■ **What to produce**
Copy everything from the start of the material down to the line containing "y-tick-label: 6000 — [30, 172, 58, 182]", including that line, and reproduce each line without any change.

■ **Dataset records**

• • • • • • •

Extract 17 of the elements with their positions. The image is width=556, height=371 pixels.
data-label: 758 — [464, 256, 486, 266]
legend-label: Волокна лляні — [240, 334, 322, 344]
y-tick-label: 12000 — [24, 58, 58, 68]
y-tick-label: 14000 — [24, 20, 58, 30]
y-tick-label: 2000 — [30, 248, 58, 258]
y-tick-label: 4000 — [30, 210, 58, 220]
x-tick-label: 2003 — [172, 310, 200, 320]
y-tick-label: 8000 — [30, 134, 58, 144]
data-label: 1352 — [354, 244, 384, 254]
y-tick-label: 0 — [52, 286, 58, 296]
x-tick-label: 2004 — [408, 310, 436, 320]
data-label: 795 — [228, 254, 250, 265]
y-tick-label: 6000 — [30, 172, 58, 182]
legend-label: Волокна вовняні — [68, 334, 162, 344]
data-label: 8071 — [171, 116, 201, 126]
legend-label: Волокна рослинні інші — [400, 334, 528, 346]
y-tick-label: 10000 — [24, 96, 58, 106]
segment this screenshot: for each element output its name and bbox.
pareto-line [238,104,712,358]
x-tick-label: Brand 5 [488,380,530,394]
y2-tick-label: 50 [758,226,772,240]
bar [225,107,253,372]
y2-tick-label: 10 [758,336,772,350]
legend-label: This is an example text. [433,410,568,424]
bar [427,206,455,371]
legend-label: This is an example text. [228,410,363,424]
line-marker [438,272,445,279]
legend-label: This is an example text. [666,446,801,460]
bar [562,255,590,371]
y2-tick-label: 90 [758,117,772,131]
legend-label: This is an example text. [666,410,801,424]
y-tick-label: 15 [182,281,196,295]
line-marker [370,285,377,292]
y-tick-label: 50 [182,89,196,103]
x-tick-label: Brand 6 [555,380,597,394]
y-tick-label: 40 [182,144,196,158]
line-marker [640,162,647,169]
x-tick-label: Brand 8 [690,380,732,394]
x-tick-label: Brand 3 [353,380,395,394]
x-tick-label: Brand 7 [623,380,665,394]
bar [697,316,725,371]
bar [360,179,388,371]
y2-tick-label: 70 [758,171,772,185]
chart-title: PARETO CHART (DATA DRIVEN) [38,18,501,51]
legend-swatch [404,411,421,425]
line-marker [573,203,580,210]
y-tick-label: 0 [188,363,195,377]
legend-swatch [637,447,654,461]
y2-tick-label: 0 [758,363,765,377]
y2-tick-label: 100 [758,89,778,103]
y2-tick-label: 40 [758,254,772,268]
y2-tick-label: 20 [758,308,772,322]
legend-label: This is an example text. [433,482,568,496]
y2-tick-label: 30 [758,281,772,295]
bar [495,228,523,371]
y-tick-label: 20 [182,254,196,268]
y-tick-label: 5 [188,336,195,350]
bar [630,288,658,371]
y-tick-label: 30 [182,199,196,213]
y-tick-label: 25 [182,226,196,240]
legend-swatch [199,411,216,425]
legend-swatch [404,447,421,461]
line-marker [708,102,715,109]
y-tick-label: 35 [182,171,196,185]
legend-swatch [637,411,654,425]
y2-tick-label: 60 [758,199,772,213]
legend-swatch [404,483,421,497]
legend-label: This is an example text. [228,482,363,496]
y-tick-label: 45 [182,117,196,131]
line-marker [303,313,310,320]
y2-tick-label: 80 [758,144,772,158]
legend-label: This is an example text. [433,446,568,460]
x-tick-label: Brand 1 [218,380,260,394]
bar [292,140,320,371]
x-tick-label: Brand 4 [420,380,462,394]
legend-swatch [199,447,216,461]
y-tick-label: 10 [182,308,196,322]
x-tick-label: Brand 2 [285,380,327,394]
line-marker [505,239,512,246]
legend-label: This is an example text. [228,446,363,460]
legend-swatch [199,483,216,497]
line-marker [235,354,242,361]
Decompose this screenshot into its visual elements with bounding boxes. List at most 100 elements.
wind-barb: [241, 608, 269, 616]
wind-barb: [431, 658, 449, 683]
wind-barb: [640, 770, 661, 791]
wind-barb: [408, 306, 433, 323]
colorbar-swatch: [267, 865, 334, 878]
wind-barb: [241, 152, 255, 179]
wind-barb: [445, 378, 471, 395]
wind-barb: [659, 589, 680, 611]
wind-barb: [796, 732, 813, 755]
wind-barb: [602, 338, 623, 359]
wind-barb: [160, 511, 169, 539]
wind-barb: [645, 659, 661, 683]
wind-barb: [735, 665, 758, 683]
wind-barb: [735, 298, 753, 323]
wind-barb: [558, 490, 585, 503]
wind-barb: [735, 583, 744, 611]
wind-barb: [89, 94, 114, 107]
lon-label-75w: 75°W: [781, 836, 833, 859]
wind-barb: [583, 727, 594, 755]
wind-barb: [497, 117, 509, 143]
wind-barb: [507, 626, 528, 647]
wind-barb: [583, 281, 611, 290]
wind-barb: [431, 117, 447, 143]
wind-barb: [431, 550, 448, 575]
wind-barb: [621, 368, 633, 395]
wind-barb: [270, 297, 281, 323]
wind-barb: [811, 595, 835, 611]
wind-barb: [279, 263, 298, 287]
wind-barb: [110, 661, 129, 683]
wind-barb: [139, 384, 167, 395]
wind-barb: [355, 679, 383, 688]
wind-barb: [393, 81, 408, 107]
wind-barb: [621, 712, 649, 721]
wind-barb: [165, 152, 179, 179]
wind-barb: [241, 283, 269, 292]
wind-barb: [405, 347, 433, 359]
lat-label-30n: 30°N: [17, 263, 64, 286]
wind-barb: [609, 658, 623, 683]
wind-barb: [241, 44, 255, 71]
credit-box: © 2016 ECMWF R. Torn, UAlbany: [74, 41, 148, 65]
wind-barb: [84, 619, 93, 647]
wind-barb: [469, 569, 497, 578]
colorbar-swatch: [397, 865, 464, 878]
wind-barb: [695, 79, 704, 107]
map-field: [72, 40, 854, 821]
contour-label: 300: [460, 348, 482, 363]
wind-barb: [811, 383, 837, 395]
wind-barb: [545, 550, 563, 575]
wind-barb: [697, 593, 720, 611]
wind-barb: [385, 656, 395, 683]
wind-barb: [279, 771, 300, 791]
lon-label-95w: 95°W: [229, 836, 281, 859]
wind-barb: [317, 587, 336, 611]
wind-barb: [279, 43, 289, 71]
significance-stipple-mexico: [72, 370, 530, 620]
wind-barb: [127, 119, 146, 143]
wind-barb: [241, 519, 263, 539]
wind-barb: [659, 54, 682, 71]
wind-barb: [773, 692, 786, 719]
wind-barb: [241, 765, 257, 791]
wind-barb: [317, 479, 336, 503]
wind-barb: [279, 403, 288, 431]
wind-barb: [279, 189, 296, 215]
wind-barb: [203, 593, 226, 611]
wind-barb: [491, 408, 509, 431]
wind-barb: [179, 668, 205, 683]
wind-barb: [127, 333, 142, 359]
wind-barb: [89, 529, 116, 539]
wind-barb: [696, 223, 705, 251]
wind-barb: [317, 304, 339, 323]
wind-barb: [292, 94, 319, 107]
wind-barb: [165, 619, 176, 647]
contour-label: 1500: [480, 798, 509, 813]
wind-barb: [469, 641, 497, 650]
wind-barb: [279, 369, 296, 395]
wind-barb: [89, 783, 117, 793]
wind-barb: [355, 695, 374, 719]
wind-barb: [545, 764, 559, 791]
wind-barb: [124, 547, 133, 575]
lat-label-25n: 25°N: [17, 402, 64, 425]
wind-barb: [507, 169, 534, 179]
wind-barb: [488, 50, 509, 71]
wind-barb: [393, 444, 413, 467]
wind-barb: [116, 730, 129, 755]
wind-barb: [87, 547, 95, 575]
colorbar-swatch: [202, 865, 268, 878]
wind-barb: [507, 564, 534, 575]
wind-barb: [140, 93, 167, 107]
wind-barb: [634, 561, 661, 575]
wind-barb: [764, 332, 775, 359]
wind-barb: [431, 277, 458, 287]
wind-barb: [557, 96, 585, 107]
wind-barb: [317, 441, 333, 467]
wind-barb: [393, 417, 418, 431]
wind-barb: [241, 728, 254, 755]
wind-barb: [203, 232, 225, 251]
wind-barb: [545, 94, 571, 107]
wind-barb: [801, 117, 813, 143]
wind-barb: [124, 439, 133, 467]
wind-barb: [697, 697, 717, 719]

• • • • • • •

■ **Correct answer**
Extract 17 of the elements with their positions. The image is width=556, height=371 pixels.
data-label: 758 — [464, 256, 486, 266]
legend-label: Волокна лляні — [240, 334, 322, 344]
y-tick-label: 12000 — [24, 58, 58, 68]
y-tick-label: 14000 — [24, 20, 58, 30]
y-tick-label: 2000 — [30, 248, 58, 258]
y-tick-label: 4000 — [30, 210, 58, 220]
x-tick-label: 2003 — [172, 310, 200, 320]
y-tick-label: 8000 — [30, 134, 58, 144]
data-label: 1352 — [354, 244, 384, 254]
y-tick-label: 0 — [52, 286, 58, 296]
x-tick-label: 2004 — [408, 310, 436, 320]
data-label: 795 — [228, 254, 250, 265]
y-tick-label: 6000 — [30, 172, 58, 182]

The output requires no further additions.